* What to do *
Each line of the listing that contains the word "name" is to be copied.

* Provided data *

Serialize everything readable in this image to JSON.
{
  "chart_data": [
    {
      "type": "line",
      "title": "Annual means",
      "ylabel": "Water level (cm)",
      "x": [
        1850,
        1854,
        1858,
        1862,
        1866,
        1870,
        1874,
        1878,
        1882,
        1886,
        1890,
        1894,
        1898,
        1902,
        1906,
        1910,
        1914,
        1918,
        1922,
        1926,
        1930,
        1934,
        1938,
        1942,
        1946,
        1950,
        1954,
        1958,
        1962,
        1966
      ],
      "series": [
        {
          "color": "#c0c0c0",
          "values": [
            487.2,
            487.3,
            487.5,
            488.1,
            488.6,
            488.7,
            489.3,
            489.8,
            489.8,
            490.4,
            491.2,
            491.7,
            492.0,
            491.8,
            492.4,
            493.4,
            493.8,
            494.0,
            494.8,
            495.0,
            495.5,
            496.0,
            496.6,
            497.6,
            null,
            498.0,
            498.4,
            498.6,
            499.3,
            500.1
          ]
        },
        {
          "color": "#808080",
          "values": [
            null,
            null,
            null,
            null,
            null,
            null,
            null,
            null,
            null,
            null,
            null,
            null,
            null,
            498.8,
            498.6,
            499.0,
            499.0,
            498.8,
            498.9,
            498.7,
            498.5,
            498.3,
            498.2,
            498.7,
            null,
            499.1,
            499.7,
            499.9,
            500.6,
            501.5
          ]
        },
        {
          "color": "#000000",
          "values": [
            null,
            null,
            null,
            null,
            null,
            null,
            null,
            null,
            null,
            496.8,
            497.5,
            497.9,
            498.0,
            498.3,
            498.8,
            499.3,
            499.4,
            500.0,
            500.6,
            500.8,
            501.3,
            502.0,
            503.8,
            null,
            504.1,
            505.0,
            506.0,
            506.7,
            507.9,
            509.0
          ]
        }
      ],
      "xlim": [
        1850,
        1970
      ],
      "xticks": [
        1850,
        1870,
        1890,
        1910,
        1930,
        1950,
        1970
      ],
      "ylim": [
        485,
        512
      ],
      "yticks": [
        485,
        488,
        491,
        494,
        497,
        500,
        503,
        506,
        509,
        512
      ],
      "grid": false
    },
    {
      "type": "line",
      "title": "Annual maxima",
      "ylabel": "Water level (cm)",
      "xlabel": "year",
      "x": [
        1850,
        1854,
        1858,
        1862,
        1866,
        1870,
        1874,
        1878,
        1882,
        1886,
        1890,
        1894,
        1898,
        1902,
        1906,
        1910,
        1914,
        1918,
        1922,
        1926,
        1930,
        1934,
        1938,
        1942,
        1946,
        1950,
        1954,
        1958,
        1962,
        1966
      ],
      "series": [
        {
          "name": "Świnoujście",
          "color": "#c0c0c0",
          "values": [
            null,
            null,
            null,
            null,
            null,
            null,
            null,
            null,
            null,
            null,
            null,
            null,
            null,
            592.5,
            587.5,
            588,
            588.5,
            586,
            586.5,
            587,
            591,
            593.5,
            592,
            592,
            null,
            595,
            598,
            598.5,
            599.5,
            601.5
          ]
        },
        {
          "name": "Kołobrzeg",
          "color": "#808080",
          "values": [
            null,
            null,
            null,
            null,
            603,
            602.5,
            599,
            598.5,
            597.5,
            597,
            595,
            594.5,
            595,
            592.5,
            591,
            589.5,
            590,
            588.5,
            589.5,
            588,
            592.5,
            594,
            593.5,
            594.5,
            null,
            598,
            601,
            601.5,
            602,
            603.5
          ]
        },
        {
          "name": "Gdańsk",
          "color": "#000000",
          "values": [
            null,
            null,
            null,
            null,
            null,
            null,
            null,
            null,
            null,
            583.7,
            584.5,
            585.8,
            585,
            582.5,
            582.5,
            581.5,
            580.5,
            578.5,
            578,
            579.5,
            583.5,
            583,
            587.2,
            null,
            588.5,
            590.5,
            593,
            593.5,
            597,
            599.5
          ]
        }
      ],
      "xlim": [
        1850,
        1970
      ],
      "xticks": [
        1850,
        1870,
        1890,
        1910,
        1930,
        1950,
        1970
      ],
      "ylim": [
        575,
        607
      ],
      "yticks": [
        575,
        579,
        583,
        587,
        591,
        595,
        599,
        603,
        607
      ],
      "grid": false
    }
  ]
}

* Correct output *
          "name": "Świnoujście",
          "name": "Kołobrzeg",
          "name": "Gdańsk",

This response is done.